Task:
Please turn every line of the entries into a JSON list of strings, one string per line, leaving out blank lines and the pictures.

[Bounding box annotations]
--- start ---

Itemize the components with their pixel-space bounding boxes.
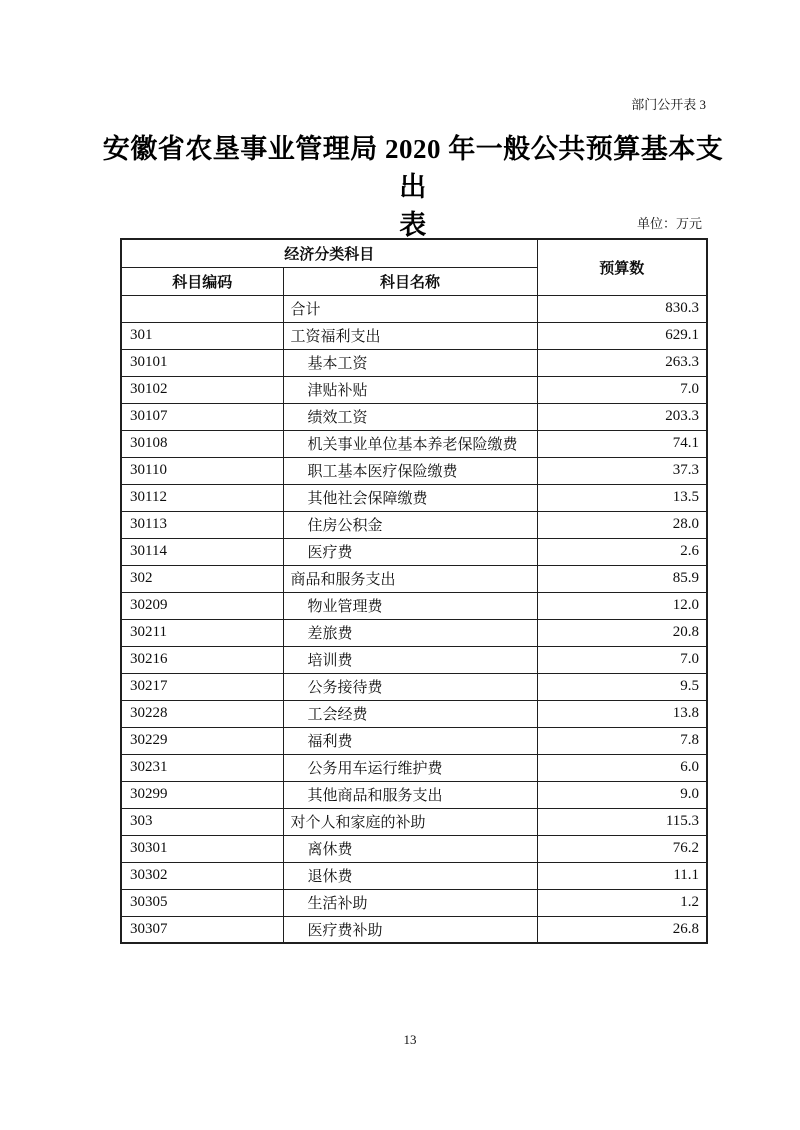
subject-name-cell: 差旅费 <box>283 619 537 646</box>
budget-table-body <box>121 295 707 943</box>
subject-code-cell: 30209 <box>121 592 283 619</box>
corner-note: 部门公开表 3 <box>631 97 706 112</box>
subject-code-cell: 30231 <box>121 754 283 781</box>
subject-code-cell: 30305 <box>121 889 283 916</box>
table-row <box>121 592 707 619</box>
table-row <box>121 754 707 781</box>
subject-name-cell: 培训费 <box>283 646 537 673</box>
table-row <box>121 484 707 511</box>
table-row <box>121 646 707 673</box>
budget-value-cell: 263.3 <box>537 349 707 376</box>
subject-name-cell: 公务接待费 <box>283 673 537 700</box>
budget-value-cell: 12.0 <box>537 592 707 619</box>
budget-value-cell: 76.2 <box>537 835 707 862</box>
subject-code-cell: 30113 <box>121 511 283 538</box>
table-row <box>121 835 707 862</box>
subject-code-cell: 30229 <box>121 727 283 754</box>
budget-value-cell: 28.0 <box>537 511 707 538</box>
subject-name-cell: 生活补助 <box>283 889 537 916</box>
budget-value-cell: 830.3 <box>537 295 707 322</box>
subject-name-cell: 对个人和家庭的补助 <box>283 808 537 835</box>
table-row <box>121 457 707 484</box>
budget-value-cell: 20.8 <box>537 619 707 646</box>
budget-value-cell: 1.2 <box>537 889 707 916</box>
subject-name-cell: 职工基本医疗保险缴费 <box>283 457 537 484</box>
subject-code-cell: 30107 <box>121 403 283 430</box>
subject-name-cell: 其他商品和服务支出 <box>283 781 537 808</box>
subject-code-cell: 30101 <box>121 349 283 376</box>
table-row <box>121 376 707 403</box>
subject-code-cell: 30216 <box>121 646 283 673</box>
subject-code-cell: 30301 <box>121 835 283 862</box>
subject-code-cell: 30112 <box>121 484 283 511</box>
subject-code-cell: 30307 <box>121 916 283 943</box>
table-row <box>121 430 707 457</box>
budget-value-cell: 11.1 <box>537 862 707 889</box>
budget-value-cell: 629.1 <box>537 322 707 349</box>
subject-name-cell: 公务用车运行维护费 <box>283 754 537 781</box>
subject-name-cell: 退休费 <box>283 862 537 889</box>
subject-code-cell: 301 <box>121 322 283 349</box>
subject-code-cell: 303 <box>121 808 283 835</box>
header-subject-name: 科目名称 <box>283 267 537 295</box>
header-economic-category: 经济分类科目 <box>121 239 537 267</box>
table-row <box>121 700 707 727</box>
budget-value-cell: 203.3 <box>537 403 707 430</box>
budget-value-cell: 7.8 <box>537 727 707 754</box>
subject-name-cell: 离休费 <box>283 835 537 862</box>
subject-name-cell: 其他社会保障缴费 <box>283 484 537 511</box>
budget-value-cell: 9.5 <box>537 673 707 700</box>
budget-value-cell: 37.3 <box>537 457 707 484</box>
subject-code-cell: 30102 <box>121 376 283 403</box>
budget-value-cell: 74.1 <box>537 430 707 457</box>
table-row <box>121 673 707 700</box>
budget-value-cell: 6.0 <box>537 754 707 781</box>
subject-name-cell: 基本工资 <box>283 349 537 376</box>
subject-name-cell: 医疗费补助 <box>283 916 537 943</box>
subject-name-cell: 福利费 <box>283 727 537 754</box>
budget-value-cell: 26.8 <box>537 916 707 943</box>
budget-table-header <box>121 239 707 295</box>
subject-name-cell: 工资福利支出 <box>283 322 537 349</box>
budget-value-cell: 115.3 <box>537 808 707 835</box>
table-row <box>121 295 707 322</box>
header-row-group <box>121 239 707 267</box>
page-title-line1: 安徽省农垦事业管理局 2020 年一般公共预算基本支出 <box>102 134 724 202</box>
subject-code-cell <box>121 295 283 322</box>
subject-code-cell: 30299 <box>121 781 283 808</box>
subject-name-cell: 机关事业单位基本养老保险缴费 <box>283 430 537 457</box>
subject-name-cell: 津贴补贴 <box>283 376 537 403</box>
unit-label: 单位：万元 <box>636 216 702 231</box>
table-row <box>121 349 707 376</box>
table-row <box>121 889 707 916</box>
subject-code-cell: 30217 <box>121 673 283 700</box>
subject-name-cell: 住房公积金 <box>283 511 537 538</box>
subject-code-cell: 30114 <box>121 538 283 565</box>
budget-value-cell: 7.0 <box>537 646 707 673</box>
header-budget-amount: 预算数 <box>537 239 707 295</box>
table-row <box>121 808 707 835</box>
subject-name-cell: 合计 <box>283 295 537 322</box>
subject-name-cell: 物业管理费 <box>283 592 537 619</box>
subject-name-cell: 绩效工资 <box>283 403 537 430</box>
budget-value-cell: 7.0 <box>537 376 707 403</box>
budget-value-cell: 13.8 <box>537 700 707 727</box>
table-row <box>121 322 707 349</box>
header-subject-code: 科目编码 <box>121 267 283 295</box>
subject-name-cell: 工会经费 <box>283 700 537 727</box>
budget-value-cell: 13.5 <box>537 484 707 511</box>
page-title-line2: 表 <box>399 210 427 240</box>
table-row <box>121 916 707 943</box>
subject-code-cell: 302 <box>121 565 283 592</box>
subject-code-cell: 30228 <box>121 700 283 727</box>
subject-name-cell: 医疗费 <box>283 538 537 565</box>
page-number: 13 <box>403 1032 417 1047</box>
table-row <box>121 619 707 646</box>
table-row <box>121 511 707 538</box>
table-row <box>121 403 707 430</box>
subject-code-cell: 30302 <box>121 862 283 889</box>
table-row <box>121 781 707 808</box>
subject-code-cell: 30211 <box>121 619 283 646</box>
table-row <box>121 862 707 889</box>
subject-code-cell: 30108 <box>121 430 283 457</box>
table-row <box>121 727 707 754</box>
subject-code-cell: 30110 <box>121 457 283 484</box>
subject-name-cell: 商品和服务支出 <box>283 565 537 592</box>
table-row <box>121 565 707 592</box>
budget-value-cell: 85.9 <box>537 565 707 592</box>
budget-table <box>120 238 708 944</box>
budget-value-cell: 2.6 <box>537 538 707 565</box>
table-row <box>121 538 707 565</box>
budget-value-cell: 9.0 <box>537 781 707 808</box>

--- end ---

Full response:
[
  "Itemize the components with their pixel-space bounding boxes.",
  "subject-name-cell: 差旅费 <box>283 619 537 646</box>",
  "budget-table-body <box>121 295 707 943</box>",
  "subject-code-cell: 30209 <box>121 592 283 619</box>",
  "corner-note: 部门公开表 3 <box>631 97 706 112</box>",
  "subject-code-cell: 30231 <box>121 754 283 781</box>",
  "subject-code-cell: 30305 <box>121 889 283 916</box>",
  "table-row <box>121 592 707 619</box>",
  "table-row <box>121 754 707 781</box>",
  "subject-name-cell: 培训费 <box>283 646 537 673</box>",
  "table-row <box>121 484 707 511</box>",
  "table-row <box>121 646 707 673</box>",
  "budget-value-cell: 263.3 <box>537 349 707 376</box>",
  "subject-name-cell: 公务接待费 <box>283 673 537 700</box>",
  "budget-value-cell: 12.0 <box>537 592 707 619</box>",
  "budget-value-cell: 76.2 <box>537 835 707 862</box>",
  "subject-code-cell: 30113 <box>121 511 283 538</box>",
  "table-row <box>121 835 707 862</box>",
  "subject-code-cell: 30229 <box>121 727 283 754</box>",
  "budget-value-cell: 28.0 <box>537 511 707 538</box>",
  "subject-name-cell: 生活补助 <box>283 889 537 916</box>",
  "budget-value-cell: 830.3 <box>537 295 707 322</box>",
  "subject-name-cell: 对个人和家庭的补助 <box>283 808 537 835</box>",
  "table-row <box>121 457 707 484</box>",
  "budget-value-cell: 20.8 <box>537 619 707 646</box>",
  "budget-value-cell: 1.2 <box>537 889 707 916</box>",
  "subject-name-cell: 职工基本医疗保险缴费 <box>283 457 537 484</box>",
  "subject-code-cell: 30107 <box>121 403 283 430</box>",
  "subject-name-cell: 其他商品和服务支出 <box>283 781 537 808</box>",
  "subject-code-cell: 30101 <box>121 349 283 376</box>",
  "table-row <box>121 376 707 403</box>",
  "subject-code-cell: 30216 <box>121 646 283 673</box>",
  "subject-code-cell: 30301 <box>121 835 283 862</box>",
  "subject-code-cell: 30112 <box>121 484 283 511</box>",
  "subject-code-cell: 30307 <box>121 916 283 943</box>",
  "table-row <box>121 430 707 457</box>",
  "budget-value-cell: 11.1 <box>537 862 707 889</box>",
  "budget-value-cell: 629.1 <box>537 322 707 349</box>",
  "subject-name-cell: 公务用车运行维护费 <box>283 754 537 781</box>",
  "subject-name-cell: 退休费 <box>283 862 537 889</box>",
  "subject-code-cell: 301 <box>121 322 283 349</box>",
  "subject-code-cell: 303 <box>121 808 283 835</box>",
  "header-subject-name: 科目名称 <box>283 267 537 295</box>",
  "header-economic-category: 经济分类科目 <box>121 239 537 267</box>",
  "table-row <box>121 700 707 727</box>",
  "budget-value-cell: 203.3 <box>537 403 707 430</box>",
  "budget-value-cell: 7.8 <box>537 727 707 754</box>",
  "subject-name-cell: 离休费 <box>283 835 537 862</box>",
  "subject-name-cell: 其他社会保障缴费 <box>283 484 537 511</box>",
  "budget-value-cell: 9.5 <box>537 673 707 700</box>",
  "budget-value-cell: 37.3 <box>537 457 707 484</box>",
  "subject-code-cell: 30102 <box>121 376 283 403</box>",
  "budget-value-cell: 74.1 <box>537 430 707 457</box>",
  "table-row <box>121 673 707 700</box>",
  "budget-value-cell: 6.0 <box>537 754 707 781</box>",
  "subject-name-cell: 基本工资 <box>283 349 537 376</box>",
  "subject-name-cell: 医疗费补助 <box>283 916 537 943</box>",
  "subject-name-cell: 福利费 <box>283 727 537 754</box>",
  "budget-value-cell: 26.8 <box>537 916 707 943</box>",
  "budget-table-header <box>121 239 707 295</box>",
  "subject-name-cell: 工资福利支出 <box>283 322 537 349</box>",
  "budget-value-cell: 115.3 <box>537 808 707 835</box>",
  "table-row <box>121 295 707 322</box>",
  "header-row-group <box>121 239 707 267</box>",
  "page-title-line1: 安徽省农垦事业管理局 2020 年一般公共预算基本支出 <box>102 134 724 202</box>",
  "subject-code-cell <box>121 295 283 322</box>",
  "subject-code-cell: 30299 <box>121 781 283 808</box>",
  "subject-name-cell: 机关事业单位基本养老保险缴费 <box>283 430 537 457</box>",
  "subject-name-cell: 津贴补贴 <box>283 376 537 403</box>",
  "unit-label: 单位：万元 <box>636 216 702 231</box>",
  "table-row <box>121 349 707 376</box>",
  "table-row <box>121 889 707 916</box>",
  "subject-code-cell: 30217 <box>121 673 283 700</box>",
  "subject-name-cell: 住房公积金 <box>283 511 537 538</box>",
  "subject-code-cell: 30114 <box>121 538 283 565</box>",
  "budget-value-cell: 7.0 <box>537 646 707 673</box>",
  "header-budget-amount: 预算数 <box>537 239 707 295</box>",
  "table-row <box>121 808 707 835</box>",
  "subject-name-cell: 合计 <box>283 295 537 322</box>",
  "subject-name-cell: 物业管理费 <box>283 592 537 619</box>",
  "subject-name-cell: 绩效工资 <box>283 403 537 430</box>",
  "budget-value-cell: 7.0 <box>537 376 707 403</box>",
  "budget-value-cell: 13.8 <box>537 700 707 727</box>",
  "table-row <box>121 322 707 349</box>",
  "header-subject-code: 科目编码 <box>121 267 283 295</box>",
  "subject-name-cell: 工会经费 <box>283 700 537 727</box>",
  "budget-value-cell: 13.5 <box>537 484 707 511</box>",
  "page-title-line2: 表 <box>399 210 427 240</box>",
  "table-row <box>121 916 707 943</box>",
  "subject-code-cell: 302 <box>121 565 283 592</box>",
  "subject-code-cell: 30228 <box>121 700 283 727</box>",
  "subject-name-cell: 医疗费 <box>283 538 537 565</box>",
  "page-number: 13 <box>403 1032 417 1047</box>",
  "table-row <box>121 619 707 646</box>",
  "table-row <box>121 511 707 538</box>",
  "table-row <box>121 403 707 430</box>",
  "subject-code-cell: 30302 <box>121 862 283 889</box>",
  "table-row <box>121 781 707 808</box>",
  "subject-code-cell: 30211 <box>121 619 283 646</box>",
  "table-row <box>121 862 707 889</box>",
  "subject-code-cell: 30108 <box>121 430 283 457</box>",
  "table-row <box>121 727 707 754</box>",
  "subject-code-cell: 30110 <box>121 457 283 484</box>",
  "subject-name-cell: 商品和服务支出 <box>283 565 537 592</box>",
  "table-row <box>121 565 707 592</box>",
  "budget-value-cell: 85.9 <box>537 565 707 592</box>",
  "budget-table <box>120 238 708 944</box>",
  "budget-value-cell: 2.6 <box>537 538 707 565</box>",
  "table-row <box>121 538 707 565</box>",
  "budget-value-cell: 9.0 <box>537 781 707 808</box>"
]